» **DIRECTION**:
List all lines of the data that include the string "жизни".

» **RECORD LIST**:
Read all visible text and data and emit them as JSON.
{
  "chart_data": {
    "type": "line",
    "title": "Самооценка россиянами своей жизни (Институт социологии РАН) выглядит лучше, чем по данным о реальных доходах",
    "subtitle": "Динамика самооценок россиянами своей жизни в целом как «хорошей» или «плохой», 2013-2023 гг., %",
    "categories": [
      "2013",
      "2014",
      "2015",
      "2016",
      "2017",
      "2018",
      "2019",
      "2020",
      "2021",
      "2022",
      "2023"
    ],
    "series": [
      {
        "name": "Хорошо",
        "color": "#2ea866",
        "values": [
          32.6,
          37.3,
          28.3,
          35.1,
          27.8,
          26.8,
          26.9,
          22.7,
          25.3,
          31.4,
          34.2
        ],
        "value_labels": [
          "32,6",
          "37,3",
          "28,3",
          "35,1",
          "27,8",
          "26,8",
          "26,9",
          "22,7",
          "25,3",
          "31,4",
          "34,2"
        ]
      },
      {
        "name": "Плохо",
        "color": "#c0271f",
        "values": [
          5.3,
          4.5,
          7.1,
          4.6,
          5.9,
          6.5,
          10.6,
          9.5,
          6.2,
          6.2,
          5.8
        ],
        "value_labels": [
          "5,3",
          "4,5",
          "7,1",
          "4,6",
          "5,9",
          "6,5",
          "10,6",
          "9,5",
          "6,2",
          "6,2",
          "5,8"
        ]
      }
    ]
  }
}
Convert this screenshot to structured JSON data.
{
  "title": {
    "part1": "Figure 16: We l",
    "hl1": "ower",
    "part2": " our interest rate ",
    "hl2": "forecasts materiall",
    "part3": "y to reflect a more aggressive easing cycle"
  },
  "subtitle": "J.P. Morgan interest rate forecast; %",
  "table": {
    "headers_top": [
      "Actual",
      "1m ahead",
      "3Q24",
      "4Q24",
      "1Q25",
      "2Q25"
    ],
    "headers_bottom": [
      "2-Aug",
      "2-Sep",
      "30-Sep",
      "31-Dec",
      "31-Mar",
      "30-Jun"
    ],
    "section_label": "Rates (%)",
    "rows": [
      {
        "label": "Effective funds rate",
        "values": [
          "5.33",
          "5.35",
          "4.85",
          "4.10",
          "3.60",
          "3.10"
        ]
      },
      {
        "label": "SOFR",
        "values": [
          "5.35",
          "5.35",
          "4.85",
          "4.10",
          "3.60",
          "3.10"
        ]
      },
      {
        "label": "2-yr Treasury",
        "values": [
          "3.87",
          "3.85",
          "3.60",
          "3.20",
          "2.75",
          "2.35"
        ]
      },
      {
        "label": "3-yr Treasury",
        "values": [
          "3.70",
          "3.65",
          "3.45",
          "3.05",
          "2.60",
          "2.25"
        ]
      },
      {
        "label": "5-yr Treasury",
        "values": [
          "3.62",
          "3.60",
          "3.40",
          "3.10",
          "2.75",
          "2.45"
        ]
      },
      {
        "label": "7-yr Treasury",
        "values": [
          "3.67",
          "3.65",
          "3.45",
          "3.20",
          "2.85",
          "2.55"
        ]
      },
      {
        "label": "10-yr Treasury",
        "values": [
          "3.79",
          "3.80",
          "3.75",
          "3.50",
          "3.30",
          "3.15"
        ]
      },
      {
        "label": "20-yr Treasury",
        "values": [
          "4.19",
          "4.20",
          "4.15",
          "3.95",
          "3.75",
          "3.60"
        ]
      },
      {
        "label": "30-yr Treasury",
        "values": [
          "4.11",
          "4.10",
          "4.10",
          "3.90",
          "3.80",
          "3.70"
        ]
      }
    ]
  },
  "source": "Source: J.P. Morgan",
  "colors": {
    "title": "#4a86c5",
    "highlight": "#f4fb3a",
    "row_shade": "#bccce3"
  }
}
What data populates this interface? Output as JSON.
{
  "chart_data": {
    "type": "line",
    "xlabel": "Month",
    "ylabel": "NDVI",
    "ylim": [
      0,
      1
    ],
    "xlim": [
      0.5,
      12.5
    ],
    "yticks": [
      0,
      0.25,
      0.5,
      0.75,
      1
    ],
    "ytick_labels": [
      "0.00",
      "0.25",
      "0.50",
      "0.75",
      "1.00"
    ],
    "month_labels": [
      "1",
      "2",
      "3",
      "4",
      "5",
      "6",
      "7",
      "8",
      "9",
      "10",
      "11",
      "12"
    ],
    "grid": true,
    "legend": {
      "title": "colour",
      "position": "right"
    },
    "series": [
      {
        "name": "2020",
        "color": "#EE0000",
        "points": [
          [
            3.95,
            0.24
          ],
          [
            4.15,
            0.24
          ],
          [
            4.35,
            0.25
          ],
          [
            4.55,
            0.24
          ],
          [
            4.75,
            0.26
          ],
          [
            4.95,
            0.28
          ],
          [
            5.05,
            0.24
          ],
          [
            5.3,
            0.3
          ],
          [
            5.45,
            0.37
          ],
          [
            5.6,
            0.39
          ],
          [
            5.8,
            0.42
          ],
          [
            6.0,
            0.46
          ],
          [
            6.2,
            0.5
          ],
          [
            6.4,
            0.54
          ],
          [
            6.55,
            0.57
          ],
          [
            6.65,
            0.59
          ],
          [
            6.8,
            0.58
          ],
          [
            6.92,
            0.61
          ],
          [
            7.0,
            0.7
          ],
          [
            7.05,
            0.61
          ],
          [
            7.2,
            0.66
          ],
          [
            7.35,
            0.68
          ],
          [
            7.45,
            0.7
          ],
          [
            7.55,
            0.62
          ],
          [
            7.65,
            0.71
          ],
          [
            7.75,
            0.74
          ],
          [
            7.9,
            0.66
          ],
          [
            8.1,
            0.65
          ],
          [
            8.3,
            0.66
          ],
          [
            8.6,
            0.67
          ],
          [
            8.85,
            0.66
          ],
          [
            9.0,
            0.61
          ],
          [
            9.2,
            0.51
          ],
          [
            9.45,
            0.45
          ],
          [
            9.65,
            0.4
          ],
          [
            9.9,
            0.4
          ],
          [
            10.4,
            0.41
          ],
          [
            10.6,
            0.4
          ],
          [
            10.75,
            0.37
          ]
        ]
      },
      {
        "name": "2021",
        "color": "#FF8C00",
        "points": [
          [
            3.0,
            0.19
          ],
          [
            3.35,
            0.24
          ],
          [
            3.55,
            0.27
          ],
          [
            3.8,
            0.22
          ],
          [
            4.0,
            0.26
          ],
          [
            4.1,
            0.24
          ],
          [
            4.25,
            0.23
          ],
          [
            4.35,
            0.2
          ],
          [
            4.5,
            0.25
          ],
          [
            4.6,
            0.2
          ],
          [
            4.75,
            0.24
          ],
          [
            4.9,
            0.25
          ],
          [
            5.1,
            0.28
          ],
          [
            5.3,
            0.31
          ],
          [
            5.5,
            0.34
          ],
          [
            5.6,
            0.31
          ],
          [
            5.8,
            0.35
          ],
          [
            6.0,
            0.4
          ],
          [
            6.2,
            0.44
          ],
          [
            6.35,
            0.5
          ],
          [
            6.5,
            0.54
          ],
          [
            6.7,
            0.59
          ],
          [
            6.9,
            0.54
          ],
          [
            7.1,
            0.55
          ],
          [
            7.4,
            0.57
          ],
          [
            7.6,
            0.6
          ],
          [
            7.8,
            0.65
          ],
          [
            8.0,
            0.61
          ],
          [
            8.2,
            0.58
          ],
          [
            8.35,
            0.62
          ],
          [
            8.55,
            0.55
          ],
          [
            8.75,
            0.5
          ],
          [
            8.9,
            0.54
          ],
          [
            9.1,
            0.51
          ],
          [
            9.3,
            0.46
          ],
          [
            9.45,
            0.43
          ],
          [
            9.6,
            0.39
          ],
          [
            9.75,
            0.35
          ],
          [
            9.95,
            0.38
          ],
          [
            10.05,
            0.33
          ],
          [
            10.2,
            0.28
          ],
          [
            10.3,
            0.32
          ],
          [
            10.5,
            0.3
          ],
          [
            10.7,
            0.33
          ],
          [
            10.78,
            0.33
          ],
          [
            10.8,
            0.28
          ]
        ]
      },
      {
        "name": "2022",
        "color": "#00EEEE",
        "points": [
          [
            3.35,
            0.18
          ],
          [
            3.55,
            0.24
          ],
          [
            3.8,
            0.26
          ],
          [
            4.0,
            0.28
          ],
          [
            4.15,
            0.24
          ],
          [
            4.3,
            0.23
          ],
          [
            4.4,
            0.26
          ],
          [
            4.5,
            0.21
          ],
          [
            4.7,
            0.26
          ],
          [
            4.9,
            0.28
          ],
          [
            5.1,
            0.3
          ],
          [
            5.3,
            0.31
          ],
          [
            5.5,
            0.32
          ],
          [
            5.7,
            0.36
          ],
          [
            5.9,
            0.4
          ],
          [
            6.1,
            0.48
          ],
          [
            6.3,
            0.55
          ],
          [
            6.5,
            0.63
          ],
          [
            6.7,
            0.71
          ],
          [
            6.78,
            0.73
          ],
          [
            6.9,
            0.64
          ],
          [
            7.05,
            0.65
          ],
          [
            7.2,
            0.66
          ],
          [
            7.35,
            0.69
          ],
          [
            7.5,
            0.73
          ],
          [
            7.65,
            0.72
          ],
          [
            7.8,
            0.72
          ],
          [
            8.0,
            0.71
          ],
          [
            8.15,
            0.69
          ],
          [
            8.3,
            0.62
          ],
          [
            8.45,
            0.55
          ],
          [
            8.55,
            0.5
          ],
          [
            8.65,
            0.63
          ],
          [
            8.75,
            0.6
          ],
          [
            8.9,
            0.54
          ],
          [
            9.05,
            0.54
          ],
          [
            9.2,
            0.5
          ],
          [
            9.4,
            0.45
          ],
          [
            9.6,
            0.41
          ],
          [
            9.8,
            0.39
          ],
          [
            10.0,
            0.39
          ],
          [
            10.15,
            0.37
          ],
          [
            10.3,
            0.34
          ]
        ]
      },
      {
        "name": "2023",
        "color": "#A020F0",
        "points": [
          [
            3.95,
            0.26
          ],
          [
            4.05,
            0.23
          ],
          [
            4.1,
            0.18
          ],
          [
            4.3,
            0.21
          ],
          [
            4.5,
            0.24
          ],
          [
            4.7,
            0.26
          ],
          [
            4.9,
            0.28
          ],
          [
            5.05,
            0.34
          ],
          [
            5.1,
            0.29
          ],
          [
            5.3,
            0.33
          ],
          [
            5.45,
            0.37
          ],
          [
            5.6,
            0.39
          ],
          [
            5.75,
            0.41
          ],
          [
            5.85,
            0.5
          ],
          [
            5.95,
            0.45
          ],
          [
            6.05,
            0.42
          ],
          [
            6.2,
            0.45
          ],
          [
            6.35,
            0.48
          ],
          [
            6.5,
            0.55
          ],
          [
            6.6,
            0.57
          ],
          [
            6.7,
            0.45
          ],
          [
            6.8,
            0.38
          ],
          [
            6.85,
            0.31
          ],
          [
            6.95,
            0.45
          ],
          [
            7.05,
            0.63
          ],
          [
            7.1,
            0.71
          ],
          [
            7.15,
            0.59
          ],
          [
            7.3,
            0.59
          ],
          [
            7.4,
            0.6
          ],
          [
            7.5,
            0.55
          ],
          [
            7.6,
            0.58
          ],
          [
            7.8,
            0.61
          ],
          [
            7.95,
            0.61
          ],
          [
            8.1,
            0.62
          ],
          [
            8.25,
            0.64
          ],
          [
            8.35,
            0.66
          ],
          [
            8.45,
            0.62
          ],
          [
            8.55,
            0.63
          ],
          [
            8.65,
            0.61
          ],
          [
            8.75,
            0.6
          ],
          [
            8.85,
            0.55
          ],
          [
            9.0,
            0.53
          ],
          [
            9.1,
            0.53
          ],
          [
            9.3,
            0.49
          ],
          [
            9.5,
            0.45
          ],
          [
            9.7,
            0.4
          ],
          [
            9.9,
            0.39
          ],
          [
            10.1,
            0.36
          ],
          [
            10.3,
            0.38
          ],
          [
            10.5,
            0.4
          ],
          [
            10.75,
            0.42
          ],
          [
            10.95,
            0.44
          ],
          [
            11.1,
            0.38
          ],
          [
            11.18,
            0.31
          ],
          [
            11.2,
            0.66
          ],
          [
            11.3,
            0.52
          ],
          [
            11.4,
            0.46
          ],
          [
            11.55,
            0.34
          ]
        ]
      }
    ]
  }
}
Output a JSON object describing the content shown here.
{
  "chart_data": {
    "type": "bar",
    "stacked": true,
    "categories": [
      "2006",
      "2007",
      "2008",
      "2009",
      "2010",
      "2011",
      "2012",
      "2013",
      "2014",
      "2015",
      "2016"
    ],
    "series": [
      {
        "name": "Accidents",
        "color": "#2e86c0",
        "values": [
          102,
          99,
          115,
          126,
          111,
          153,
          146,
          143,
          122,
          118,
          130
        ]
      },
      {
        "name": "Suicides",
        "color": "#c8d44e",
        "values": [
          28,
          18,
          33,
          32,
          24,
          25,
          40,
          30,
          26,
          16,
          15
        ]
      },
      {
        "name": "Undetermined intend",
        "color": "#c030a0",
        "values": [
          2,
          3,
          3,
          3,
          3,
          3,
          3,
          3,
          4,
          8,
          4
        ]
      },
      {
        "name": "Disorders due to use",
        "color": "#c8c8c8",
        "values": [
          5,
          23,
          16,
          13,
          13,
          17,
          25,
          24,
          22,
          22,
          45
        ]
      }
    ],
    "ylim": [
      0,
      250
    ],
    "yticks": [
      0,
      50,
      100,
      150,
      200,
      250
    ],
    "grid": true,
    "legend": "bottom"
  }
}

» **COMPLETE RESPONSE**:
    "title": "Самооценка россиянами своей жизни (Институт социологии РАН) выглядит лучше, чем по данным о реальных доходах",
    "subtitle": "Динамика самооценок россиянами своей жизни в целом как «хорошей» или «плохой», 2013-2023 гг., %",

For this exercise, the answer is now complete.